Dataset entries
——

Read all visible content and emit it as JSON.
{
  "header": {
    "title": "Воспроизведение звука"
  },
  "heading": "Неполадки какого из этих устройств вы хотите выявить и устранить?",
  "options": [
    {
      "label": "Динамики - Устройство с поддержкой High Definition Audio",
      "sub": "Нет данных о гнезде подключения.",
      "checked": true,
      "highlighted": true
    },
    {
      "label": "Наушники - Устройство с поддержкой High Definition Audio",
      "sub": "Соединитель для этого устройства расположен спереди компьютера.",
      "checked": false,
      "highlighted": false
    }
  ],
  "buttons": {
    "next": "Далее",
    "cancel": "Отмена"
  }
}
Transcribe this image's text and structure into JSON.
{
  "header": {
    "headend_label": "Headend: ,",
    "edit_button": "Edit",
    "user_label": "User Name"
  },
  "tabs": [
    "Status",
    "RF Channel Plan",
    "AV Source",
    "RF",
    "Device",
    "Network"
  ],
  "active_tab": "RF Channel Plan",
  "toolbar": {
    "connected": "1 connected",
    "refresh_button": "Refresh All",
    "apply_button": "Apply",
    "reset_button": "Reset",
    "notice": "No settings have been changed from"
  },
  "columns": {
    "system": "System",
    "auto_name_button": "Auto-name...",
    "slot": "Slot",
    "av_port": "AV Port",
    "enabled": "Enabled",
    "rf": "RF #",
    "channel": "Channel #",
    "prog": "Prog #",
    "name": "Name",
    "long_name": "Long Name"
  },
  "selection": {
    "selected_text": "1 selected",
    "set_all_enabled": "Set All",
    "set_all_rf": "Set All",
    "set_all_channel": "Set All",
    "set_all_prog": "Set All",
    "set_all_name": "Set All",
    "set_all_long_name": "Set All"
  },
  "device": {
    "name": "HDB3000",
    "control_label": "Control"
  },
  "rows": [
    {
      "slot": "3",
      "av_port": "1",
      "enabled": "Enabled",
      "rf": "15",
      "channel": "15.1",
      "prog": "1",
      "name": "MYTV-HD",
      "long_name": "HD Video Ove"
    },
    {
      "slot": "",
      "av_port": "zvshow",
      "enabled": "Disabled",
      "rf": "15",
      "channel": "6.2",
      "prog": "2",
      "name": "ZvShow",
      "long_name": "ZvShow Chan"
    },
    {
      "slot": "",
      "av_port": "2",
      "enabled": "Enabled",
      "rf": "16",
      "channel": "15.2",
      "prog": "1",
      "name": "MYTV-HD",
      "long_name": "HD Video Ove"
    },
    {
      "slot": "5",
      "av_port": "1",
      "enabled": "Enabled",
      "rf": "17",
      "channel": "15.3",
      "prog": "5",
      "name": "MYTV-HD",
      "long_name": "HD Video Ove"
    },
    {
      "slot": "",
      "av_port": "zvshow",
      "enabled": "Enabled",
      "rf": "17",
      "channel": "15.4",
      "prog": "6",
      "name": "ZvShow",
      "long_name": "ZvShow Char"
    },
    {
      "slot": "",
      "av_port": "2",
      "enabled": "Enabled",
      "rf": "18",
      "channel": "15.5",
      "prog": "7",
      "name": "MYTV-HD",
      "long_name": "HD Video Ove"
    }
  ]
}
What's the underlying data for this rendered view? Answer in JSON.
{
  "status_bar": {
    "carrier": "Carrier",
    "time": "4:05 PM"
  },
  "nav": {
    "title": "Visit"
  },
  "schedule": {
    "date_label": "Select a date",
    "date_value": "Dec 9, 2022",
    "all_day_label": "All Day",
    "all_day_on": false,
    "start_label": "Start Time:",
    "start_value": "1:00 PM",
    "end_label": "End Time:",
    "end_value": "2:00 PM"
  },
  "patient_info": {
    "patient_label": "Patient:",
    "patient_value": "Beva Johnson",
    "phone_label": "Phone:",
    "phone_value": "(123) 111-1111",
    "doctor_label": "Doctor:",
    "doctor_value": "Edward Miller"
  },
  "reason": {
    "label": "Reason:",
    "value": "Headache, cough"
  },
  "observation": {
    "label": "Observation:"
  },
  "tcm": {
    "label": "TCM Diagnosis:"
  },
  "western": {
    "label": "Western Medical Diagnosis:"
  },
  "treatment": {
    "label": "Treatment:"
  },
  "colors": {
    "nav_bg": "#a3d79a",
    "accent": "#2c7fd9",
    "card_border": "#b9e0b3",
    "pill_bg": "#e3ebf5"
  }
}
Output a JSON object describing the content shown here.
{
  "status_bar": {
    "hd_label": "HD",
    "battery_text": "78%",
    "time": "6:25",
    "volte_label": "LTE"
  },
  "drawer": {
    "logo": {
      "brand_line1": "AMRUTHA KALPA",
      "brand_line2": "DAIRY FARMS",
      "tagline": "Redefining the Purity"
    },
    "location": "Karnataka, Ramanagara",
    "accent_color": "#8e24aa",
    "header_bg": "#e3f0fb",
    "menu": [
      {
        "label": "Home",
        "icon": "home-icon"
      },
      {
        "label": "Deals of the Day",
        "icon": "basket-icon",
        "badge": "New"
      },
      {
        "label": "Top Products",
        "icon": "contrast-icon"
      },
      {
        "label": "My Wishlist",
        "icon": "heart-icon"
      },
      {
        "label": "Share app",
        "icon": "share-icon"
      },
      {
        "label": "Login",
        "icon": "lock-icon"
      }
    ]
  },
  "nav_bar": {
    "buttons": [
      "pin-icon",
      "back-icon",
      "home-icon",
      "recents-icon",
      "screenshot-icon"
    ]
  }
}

——

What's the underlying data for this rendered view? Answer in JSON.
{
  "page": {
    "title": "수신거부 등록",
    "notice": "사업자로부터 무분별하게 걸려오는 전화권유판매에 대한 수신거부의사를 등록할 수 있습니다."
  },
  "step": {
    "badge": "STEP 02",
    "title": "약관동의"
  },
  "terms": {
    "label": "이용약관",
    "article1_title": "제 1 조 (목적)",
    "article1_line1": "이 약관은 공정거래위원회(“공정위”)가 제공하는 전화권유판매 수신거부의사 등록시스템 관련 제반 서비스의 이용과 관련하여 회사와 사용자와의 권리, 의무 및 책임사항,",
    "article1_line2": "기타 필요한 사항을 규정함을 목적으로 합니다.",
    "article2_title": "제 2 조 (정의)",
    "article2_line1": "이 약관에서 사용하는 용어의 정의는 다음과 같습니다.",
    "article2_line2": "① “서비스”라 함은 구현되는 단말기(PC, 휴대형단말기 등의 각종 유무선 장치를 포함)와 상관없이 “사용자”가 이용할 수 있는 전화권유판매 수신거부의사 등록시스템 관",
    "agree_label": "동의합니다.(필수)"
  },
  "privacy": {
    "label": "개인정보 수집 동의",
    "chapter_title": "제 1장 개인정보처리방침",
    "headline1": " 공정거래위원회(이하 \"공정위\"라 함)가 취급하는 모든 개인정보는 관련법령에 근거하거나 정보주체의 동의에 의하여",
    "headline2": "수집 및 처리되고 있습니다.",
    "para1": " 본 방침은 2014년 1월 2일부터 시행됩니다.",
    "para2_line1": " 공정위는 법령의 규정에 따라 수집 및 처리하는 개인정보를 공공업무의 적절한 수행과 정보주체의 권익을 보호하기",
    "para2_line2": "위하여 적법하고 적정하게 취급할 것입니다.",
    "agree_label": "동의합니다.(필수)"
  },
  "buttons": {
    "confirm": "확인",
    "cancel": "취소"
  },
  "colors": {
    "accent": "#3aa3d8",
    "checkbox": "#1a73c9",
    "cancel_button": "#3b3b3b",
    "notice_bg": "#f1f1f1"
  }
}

——

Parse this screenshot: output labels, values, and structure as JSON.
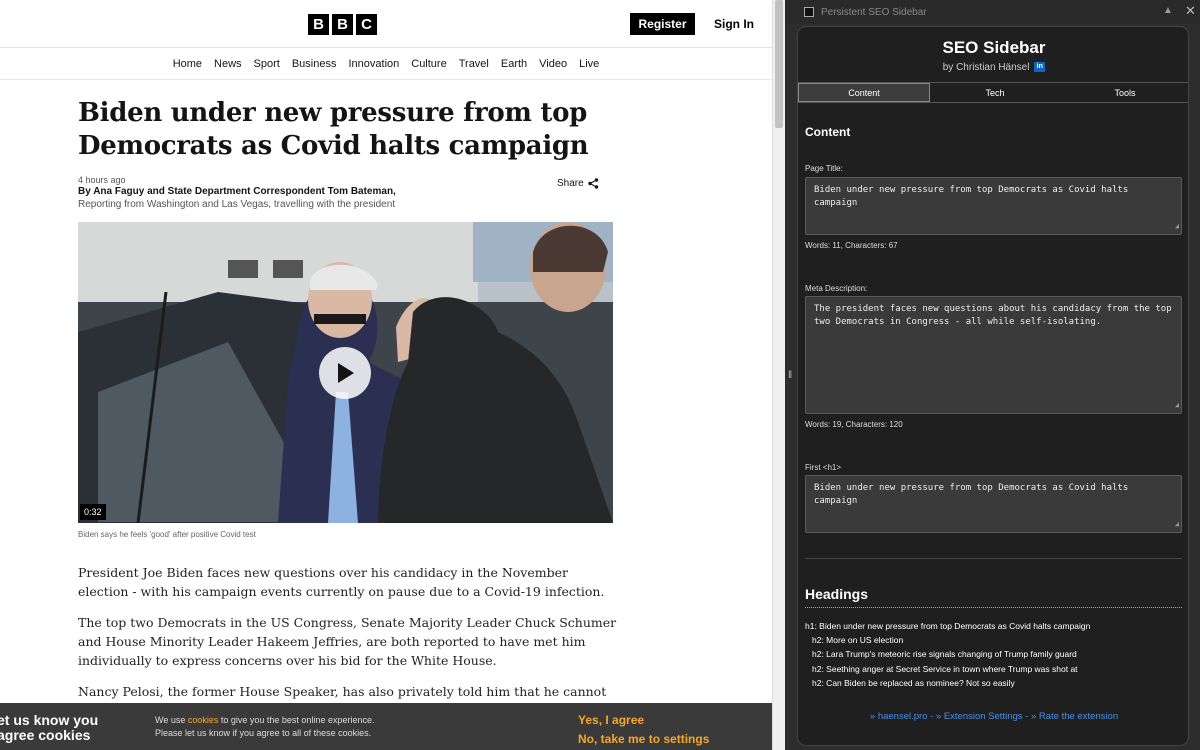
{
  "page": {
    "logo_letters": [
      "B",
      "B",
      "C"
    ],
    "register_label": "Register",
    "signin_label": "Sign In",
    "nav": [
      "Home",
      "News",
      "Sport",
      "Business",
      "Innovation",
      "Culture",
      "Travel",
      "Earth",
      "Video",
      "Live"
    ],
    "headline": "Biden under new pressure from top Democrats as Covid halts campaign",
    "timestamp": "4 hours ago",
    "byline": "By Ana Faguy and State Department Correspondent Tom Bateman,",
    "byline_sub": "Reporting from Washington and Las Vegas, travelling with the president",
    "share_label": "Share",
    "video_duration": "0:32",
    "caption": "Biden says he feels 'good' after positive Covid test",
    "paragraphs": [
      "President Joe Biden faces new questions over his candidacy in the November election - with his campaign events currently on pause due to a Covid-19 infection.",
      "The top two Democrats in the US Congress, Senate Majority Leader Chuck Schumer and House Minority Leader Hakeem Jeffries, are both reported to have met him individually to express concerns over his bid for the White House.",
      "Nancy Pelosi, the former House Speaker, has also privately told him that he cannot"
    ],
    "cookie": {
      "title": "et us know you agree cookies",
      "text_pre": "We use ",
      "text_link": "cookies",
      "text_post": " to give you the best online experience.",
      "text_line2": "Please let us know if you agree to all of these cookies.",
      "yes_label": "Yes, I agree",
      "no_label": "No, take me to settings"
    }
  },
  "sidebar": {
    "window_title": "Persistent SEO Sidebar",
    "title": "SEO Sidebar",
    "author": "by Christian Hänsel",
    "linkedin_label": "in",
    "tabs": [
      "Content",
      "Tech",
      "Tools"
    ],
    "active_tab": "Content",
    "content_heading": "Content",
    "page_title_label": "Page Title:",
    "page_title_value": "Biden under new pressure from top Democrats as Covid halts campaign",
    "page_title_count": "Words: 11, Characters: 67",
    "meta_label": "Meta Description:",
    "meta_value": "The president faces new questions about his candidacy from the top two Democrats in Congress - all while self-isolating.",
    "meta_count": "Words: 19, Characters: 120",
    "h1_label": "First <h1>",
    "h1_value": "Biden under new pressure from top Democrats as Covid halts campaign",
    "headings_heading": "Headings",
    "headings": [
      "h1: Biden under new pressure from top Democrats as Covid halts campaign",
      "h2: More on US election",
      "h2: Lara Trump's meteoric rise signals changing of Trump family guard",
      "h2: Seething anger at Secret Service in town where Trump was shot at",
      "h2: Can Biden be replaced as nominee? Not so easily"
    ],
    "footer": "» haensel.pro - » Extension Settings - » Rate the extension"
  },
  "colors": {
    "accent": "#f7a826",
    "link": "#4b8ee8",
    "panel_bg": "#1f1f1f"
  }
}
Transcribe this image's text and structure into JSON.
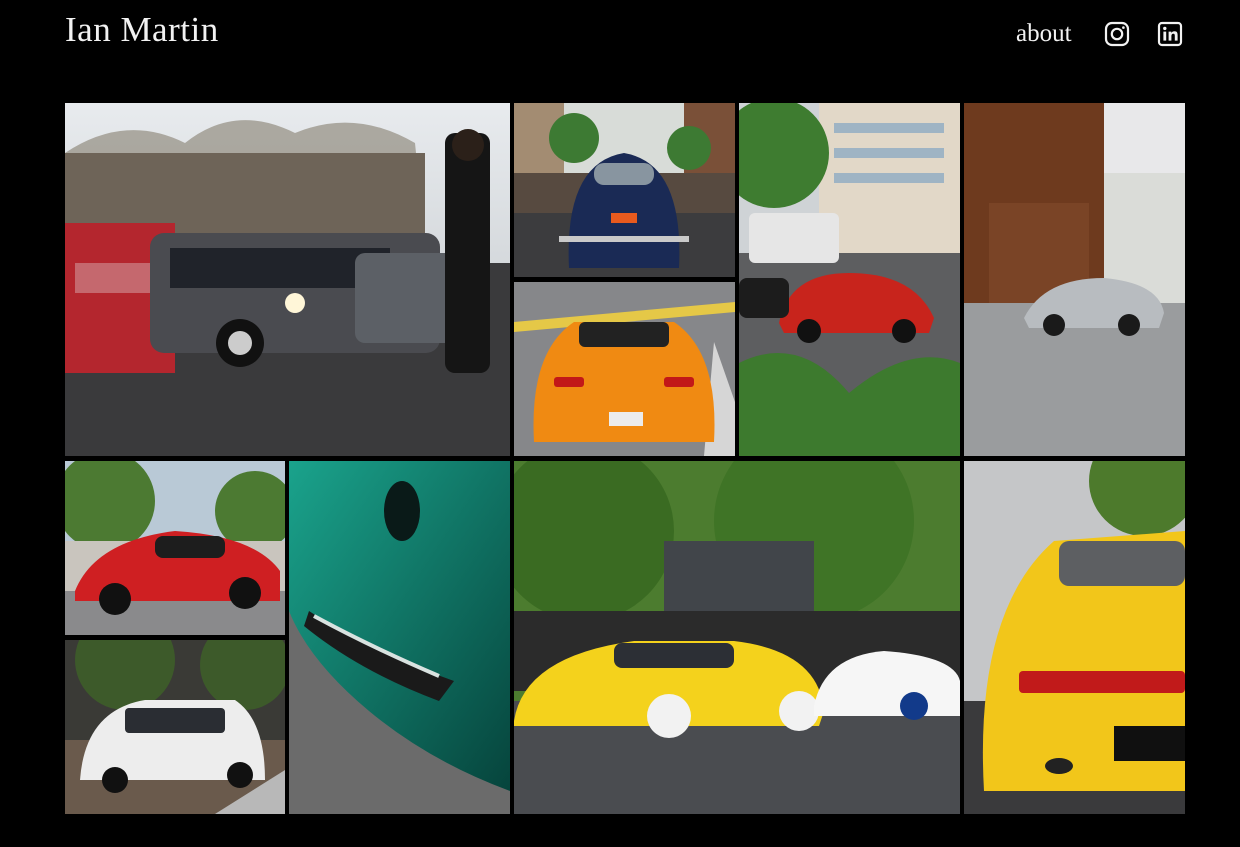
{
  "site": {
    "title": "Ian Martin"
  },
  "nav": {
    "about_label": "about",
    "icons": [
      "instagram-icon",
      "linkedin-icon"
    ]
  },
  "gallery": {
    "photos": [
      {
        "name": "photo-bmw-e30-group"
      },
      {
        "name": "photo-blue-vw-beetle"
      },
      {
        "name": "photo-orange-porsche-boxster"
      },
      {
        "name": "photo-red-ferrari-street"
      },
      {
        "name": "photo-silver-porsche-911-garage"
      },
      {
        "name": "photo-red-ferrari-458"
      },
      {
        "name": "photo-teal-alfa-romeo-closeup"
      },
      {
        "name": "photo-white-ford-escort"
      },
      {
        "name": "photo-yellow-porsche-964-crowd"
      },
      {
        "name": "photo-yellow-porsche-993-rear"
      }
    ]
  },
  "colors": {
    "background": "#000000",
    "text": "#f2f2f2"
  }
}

——

■ Exercise instructions
Search the preceding listing for "halts" and extract every line where it is found.

■ Exercise response
    "headline": "Biden under new pressure from top Democrats as Covid halts campaign",
    "page_title_value": "Biden under new pressure from top Democrats as Covid halts campaign",
    "h1_value": "Biden under new pressure from top Democrats as Covid halts campaign",
      "h1: Biden under new pressure from top Democrats as Covid halts campaign",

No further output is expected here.